— Start DATA SUPPLIED —
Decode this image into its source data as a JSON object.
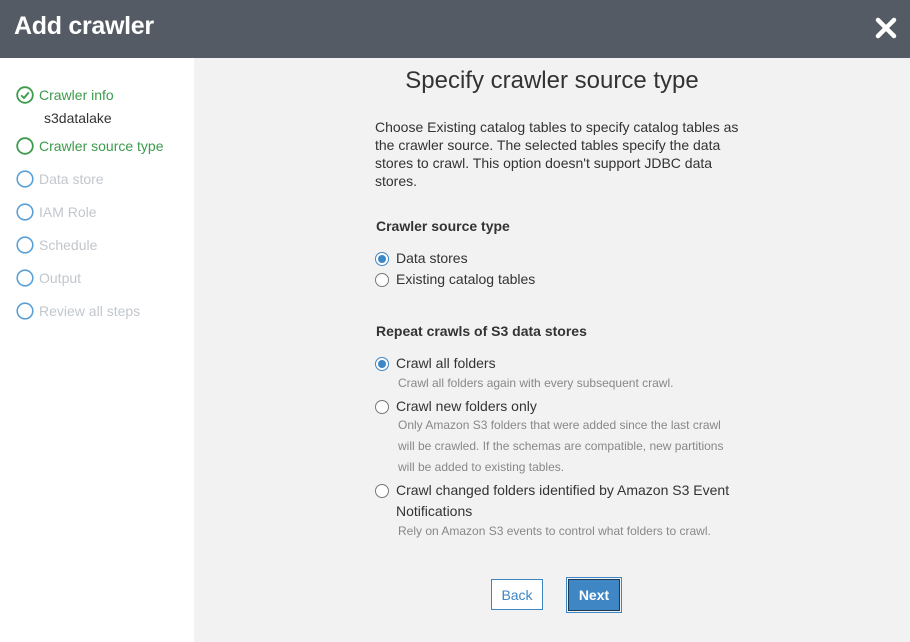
{
  "header": {
    "title": "Add crawler",
    "close_icon": "close-icon"
  },
  "sidebar": {
    "steps": [
      {
        "label": "Crawler info",
        "status": "completed",
        "sub": "s3datalake"
      },
      {
        "label": "Crawler source type",
        "status": "current"
      },
      {
        "label": "Data store",
        "status": "pending"
      },
      {
        "label": "IAM Role",
        "status": "pending"
      },
      {
        "label": "Schedule",
        "status": "pending"
      },
      {
        "label": "Output",
        "status": "pending"
      },
      {
        "label": "Review all steps",
        "status": "pending"
      }
    ]
  },
  "main": {
    "title": "Specify crawler source type",
    "description": "Choose Existing catalog tables to specify catalog tables as the crawler source. The selected tables specify the data stores to crawl. This option doesn't support JDBC data stores.",
    "source_type": {
      "heading": "Crawler source type",
      "options": [
        {
          "label": "Data stores",
          "selected": true
        },
        {
          "label": "Existing catalog tables",
          "selected": false
        }
      ]
    },
    "repeat_crawls": {
      "heading": "Repeat crawls of S3 data stores",
      "options": [
        {
          "label": "Crawl all folders",
          "selected": true,
          "help": "Crawl all folders again with every subsequent crawl."
        },
        {
          "label": "Crawl new folders only",
          "selected": false,
          "help": "Only Amazon S3 folders that were added since the last crawl will be crawled. If the schemas are compatible, new partitions will be added to existing tables."
        },
        {
          "label": "Crawl changed folders identified by Amazon S3 Event Notifications",
          "selected": false,
          "help": "Rely on Amazon S3 events to control what folders to crawl."
        }
      ]
    },
    "buttons": {
      "back": "Back",
      "next": "Next"
    }
  },
  "colors": {
    "header_bg": "#545b64",
    "accent": "#3f86c4",
    "success": "#3c9b4c",
    "pending": "#c2c7cc"
  }
}
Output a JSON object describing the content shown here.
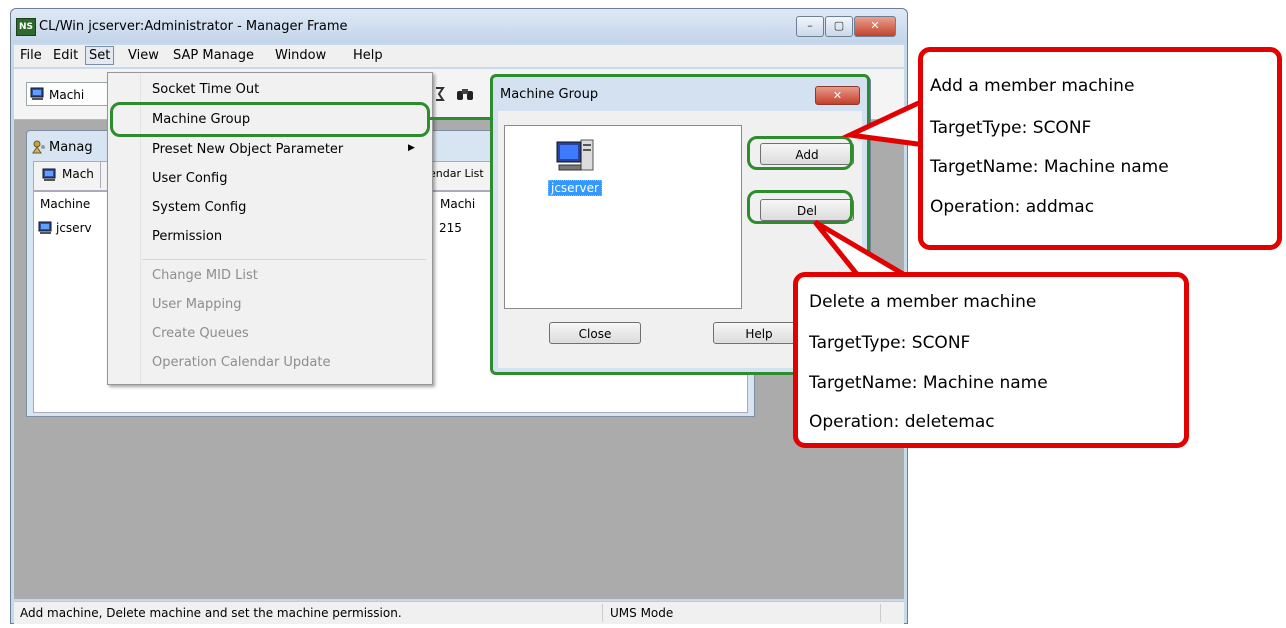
{
  "window": {
    "logo": "NS",
    "title": "CL/Win jcserver:Administrator - Manager Frame",
    "caption_buttons": {
      "minimize": "–",
      "maximize": "▢",
      "close": "✕"
    }
  },
  "menubar": [
    "File",
    "Edit",
    "Set",
    "View",
    "SAP Manage",
    "Window",
    "Help"
  ],
  "toolbar": {
    "machine_button": "Machi"
  },
  "child_window": {
    "title": "Manag",
    "tab_first": "Mach",
    "tab_calendar": "endar List",
    "columns": [
      "Machine",
      "Machi"
    ],
    "row": {
      "name": "jcserv",
      "value": "215"
    }
  },
  "set_menu": {
    "items": [
      "Socket Time Out",
      "Machine Group",
      "Preset New Object Parameter",
      "User Config",
      "System Config",
      "Permission"
    ],
    "disabled_items": [
      "Change MID List",
      "User Mapping",
      "Create Queues",
      "Operation Calendar Update"
    ],
    "submenu_arrow": "▶"
  },
  "dialog": {
    "title": "Machine Group",
    "close": "✕",
    "machine": "jcserver",
    "buttons": {
      "add": "Add",
      "del": "Del",
      "close": "Close",
      "help": "Help"
    }
  },
  "statusbar": {
    "text": "Add machine, Delete machine and set the machine permission.",
    "mode": "UMS Mode"
  },
  "callouts": {
    "add": [
      "Add a member machine",
      "TargetType: SCONF",
      "TargetName: Machine name",
      "Operation: addmac"
    ],
    "delete": [
      "Delete a member machine",
      "TargetType: SCONF",
      "TargetName: Machine name",
      "Operation: deletemac"
    ]
  },
  "colors": {
    "highlight_green": "#2e8b2e",
    "callout_red": "#e30000",
    "selection_blue": "#3399ff"
  }
}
— End DATA SUPPLIED —
• [PROBLEM]: Of the lines in this listing, report how many contain the string "catalog", and give the number only.

• [SOLUTION TO THE PROBLEM]: 2